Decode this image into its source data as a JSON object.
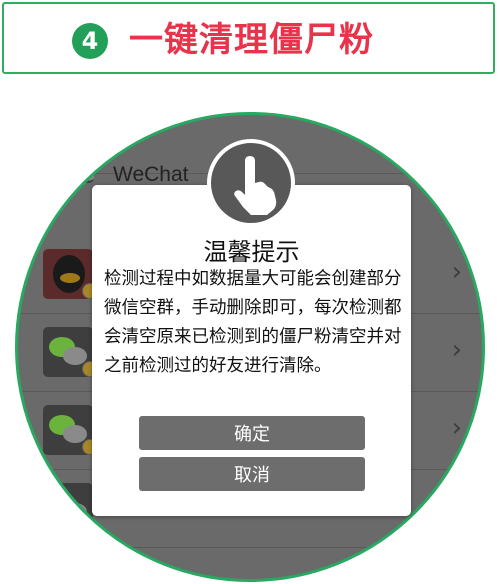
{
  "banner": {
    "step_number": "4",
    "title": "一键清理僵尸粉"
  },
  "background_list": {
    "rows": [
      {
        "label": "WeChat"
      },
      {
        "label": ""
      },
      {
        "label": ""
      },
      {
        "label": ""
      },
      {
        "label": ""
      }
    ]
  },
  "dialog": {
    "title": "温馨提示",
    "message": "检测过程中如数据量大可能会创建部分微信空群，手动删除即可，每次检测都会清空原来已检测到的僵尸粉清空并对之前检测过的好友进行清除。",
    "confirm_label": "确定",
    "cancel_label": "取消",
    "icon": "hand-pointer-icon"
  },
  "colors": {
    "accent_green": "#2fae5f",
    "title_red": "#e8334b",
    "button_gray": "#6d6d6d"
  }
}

# REQUIRED TASK
Reproduce each record from above exactly; pictures do not belong in the copy.

# CORRECT RESULT
Decode this image into its source data as a JSON object.
{
  "banner": {
    "step_number": "4",
    "title": "一键清理僵尸粉"
  },
  "background_list": {
    "rows": [
      {
        "label": "WeChat"
      },
      {
        "label": ""
      },
      {
        "label": ""
      },
      {
        "label": ""
      },
      {
        "label": ""
      }
    ]
  },
  "dialog": {
    "title": "温馨提示",
    "message": "检测过程中如数据量大可能会创建部分微信空群，手动删除即可，每次检测都会清空原来已检测到的僵尸粉清空并对之前检测过的好友进行清除。",
    "confirm_label": "确定",
    "cancel_label": "取消",
    "icon": "hand-pointer-icon"
  },
  "colors": {
    "accent_green": "#2fae5f",
    "title_red": "#e8334b",
    "button_gray": "#6d6d6d"
  }
}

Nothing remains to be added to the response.